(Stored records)
== == ==

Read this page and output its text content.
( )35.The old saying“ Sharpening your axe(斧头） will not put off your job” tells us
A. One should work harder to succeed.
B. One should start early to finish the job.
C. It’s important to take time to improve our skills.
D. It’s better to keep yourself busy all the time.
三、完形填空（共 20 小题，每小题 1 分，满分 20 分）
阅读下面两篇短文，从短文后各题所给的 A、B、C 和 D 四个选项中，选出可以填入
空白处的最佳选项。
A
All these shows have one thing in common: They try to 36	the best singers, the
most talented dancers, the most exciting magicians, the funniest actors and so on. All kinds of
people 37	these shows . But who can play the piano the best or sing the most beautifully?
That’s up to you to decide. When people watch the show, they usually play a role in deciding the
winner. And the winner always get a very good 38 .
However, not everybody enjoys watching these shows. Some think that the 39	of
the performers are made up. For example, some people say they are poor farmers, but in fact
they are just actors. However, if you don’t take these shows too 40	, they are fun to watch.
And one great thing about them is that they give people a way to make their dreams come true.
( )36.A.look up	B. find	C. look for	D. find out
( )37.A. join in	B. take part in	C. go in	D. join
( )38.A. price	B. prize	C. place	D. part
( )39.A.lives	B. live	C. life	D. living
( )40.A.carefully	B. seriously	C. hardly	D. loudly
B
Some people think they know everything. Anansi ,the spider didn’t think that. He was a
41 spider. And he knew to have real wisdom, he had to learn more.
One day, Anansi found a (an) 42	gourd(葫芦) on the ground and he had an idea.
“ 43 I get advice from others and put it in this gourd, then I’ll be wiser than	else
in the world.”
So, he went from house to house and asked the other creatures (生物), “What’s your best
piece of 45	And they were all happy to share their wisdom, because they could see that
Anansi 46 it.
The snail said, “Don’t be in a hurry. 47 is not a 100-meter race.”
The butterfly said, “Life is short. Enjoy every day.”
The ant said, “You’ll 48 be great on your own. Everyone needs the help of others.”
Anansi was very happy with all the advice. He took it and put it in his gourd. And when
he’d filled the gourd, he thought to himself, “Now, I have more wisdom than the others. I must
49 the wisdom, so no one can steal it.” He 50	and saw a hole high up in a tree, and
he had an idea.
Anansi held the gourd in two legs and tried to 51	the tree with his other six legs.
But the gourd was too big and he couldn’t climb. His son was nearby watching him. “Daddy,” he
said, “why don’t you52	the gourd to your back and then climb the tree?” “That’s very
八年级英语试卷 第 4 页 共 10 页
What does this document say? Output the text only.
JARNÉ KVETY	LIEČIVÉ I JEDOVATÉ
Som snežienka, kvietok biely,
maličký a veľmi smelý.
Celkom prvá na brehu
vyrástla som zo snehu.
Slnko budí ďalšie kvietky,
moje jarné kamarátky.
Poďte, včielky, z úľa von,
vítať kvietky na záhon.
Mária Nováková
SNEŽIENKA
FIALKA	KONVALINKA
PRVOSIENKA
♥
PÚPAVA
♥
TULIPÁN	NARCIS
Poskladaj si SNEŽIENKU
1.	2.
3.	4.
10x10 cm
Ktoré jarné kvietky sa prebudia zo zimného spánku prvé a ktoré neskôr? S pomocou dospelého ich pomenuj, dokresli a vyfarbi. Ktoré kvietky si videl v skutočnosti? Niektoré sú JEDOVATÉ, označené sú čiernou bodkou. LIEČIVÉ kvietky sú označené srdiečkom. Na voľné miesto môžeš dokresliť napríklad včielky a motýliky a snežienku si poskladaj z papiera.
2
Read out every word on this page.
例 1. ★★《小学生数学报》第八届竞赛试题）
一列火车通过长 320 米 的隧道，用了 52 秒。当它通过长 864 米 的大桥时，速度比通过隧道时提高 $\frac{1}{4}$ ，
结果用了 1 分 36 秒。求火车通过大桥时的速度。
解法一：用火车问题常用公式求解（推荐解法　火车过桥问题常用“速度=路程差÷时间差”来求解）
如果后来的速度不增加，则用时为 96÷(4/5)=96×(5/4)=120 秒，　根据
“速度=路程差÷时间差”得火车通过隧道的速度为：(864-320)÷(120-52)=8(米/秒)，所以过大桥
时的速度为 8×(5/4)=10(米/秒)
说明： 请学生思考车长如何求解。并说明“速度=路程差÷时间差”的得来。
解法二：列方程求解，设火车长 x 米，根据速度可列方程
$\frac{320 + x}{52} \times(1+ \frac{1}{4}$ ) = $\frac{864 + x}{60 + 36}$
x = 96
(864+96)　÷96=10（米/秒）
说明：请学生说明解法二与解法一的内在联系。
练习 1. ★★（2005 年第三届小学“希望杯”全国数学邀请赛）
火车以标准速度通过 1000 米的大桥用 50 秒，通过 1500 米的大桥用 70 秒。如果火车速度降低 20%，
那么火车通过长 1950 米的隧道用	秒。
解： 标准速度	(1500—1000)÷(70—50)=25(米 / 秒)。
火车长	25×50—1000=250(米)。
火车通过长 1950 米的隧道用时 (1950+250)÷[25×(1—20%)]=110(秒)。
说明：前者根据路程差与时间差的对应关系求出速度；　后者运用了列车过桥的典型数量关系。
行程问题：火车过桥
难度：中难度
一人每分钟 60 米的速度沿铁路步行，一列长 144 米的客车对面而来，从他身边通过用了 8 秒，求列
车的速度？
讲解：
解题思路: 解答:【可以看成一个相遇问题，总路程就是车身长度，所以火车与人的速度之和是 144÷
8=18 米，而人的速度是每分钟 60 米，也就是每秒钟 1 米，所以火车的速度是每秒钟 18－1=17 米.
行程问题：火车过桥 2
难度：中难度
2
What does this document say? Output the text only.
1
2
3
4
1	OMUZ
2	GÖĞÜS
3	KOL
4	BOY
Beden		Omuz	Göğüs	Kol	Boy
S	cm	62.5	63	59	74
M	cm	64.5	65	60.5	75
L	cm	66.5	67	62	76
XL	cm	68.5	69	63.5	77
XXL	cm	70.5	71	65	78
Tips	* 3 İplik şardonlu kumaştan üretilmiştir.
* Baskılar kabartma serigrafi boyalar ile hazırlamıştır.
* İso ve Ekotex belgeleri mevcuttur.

== == ==

** Task brief **
Search the data for the string "these". List each line that has it.

** The reply **
All these shows have one thing in common: They try to 36	the best singers, the
people 37	these shows . But who can play the piano the best or sing the most beautifully?
However, not everybody enjoys watching these shows. Some think that the 39	of
they are just actors. However, if you don’t take these shows too 40	, they are fun to watch.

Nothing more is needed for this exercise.